> [TEXTE SOURCE]:
__________

Une toxicité inattendue

Le microbiote est une expression qui désigne l’ensemble des communautés microbiennes qui vivent sur notre peau et dans notre tube digestif. Chaque semaine, de nouvelles découvertes nous montrent l’importance de ces communautés pour le maintien de notre santé. Si c’est le cas pour les humains, on imagine que ça l’est aussi pour les animaux. En effet, les animaux bénéficient largement de communautés microbiennes qui leur sont transmises dès la naissance et qui colonisent leur peau, leurs poils, leurs plumes et leur intestin. Ces populations bactériennes protègent leur hôte contre les pathogènes qui pourraient les affecter, elles contribuent à améliorer leur digestion et l’absorption des nutriments essentiels. Les ruminants par exemple dépendent de bactéries méthanogènes qui leur permettent de digérer les végétaux. Les termites hébergent des protozoaires qui digèrent la cellulose du bois qu’ils consomment, ce qui leur permet d’en tirer de l’énergie sous forme de sucre. Ces associations qui sont bénéfiques aux deux partenaires sont essentielles. Elles constituent le secret du fonctionnement des écosystèmes.

Cette semaine, dans le Proceedings of the National Academy of Sciences, un article a attiré mon attention. Des chercheurs de l’Université du Texas ont fait un lien entre la mortalité des abeilles et l’utilisation de glyphosate. Le glyphosate est l’herbicide le plus utilisé sur la planète. On l’utilise d’autant plus que depuis une trentaine d’années des plantes résistantes au glyphosate ont été développées par génie génétique pour les grandes cultures comme le soya. Mais par quel mécanisme un herbicide peut-il affecter un insecte pollinisateur ?

__________

> [DONNÉES FOURNIES]:
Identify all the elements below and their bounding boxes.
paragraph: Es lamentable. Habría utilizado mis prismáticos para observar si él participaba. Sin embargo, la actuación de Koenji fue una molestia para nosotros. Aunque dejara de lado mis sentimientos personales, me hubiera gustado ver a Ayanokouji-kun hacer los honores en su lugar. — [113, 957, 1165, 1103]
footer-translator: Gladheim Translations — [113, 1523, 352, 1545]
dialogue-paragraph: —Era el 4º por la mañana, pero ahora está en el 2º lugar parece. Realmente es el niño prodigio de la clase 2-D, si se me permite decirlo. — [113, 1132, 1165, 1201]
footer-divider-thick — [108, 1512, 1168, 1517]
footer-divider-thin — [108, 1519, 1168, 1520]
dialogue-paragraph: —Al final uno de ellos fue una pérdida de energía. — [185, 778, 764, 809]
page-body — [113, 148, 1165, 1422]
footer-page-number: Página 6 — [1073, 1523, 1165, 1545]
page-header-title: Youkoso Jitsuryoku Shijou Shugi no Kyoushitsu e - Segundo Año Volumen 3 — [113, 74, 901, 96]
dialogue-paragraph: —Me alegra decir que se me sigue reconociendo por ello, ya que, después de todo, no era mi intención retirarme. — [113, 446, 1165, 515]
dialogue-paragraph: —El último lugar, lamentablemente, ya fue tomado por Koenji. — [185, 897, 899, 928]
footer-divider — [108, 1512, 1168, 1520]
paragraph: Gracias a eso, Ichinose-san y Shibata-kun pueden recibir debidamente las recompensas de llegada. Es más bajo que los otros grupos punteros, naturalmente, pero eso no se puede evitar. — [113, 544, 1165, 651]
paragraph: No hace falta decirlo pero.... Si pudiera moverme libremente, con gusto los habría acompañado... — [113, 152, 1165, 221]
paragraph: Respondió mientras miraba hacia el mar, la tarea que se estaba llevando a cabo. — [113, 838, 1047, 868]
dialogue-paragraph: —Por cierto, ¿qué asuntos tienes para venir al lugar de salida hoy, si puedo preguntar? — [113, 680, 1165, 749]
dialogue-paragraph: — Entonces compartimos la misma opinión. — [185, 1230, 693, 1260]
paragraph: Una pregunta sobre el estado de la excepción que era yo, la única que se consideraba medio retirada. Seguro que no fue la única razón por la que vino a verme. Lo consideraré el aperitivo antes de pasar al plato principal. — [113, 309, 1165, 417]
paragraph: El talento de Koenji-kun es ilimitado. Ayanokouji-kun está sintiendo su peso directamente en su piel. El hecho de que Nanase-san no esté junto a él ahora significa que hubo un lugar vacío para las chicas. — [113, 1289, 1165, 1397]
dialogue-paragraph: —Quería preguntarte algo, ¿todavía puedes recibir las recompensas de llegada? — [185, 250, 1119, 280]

__________

Recopiez mot pour mot le passage du texte sur le microbiote qui va de « Cette semaine, dans » à « insecte pollinisateur ? ». Les lignes ne font pas partie du texte sur le microbiote et constituent un matériau à part.

> [EXERCICE CORRIGÉ]:
Cette semaine, dans le Proceedings of the National Academy of Sciences, un article a attiré mon attention. Des chercheurs de l’Université du Texas ont fait un lien entre la mortalité des abeilles et l’utilisation de glyphosate. Le glyphosate est l’herbicide le plus utilisé sur la planète. On l’utilise d’autant plus que depuis une trentaine d’années des plantes résistantes au glyphosate ont été développées par génie génétique pour les grandes cultures comme le soya. Mais par quel mécanisme un herbicide peut-il affecter un insecte pollinisateur ?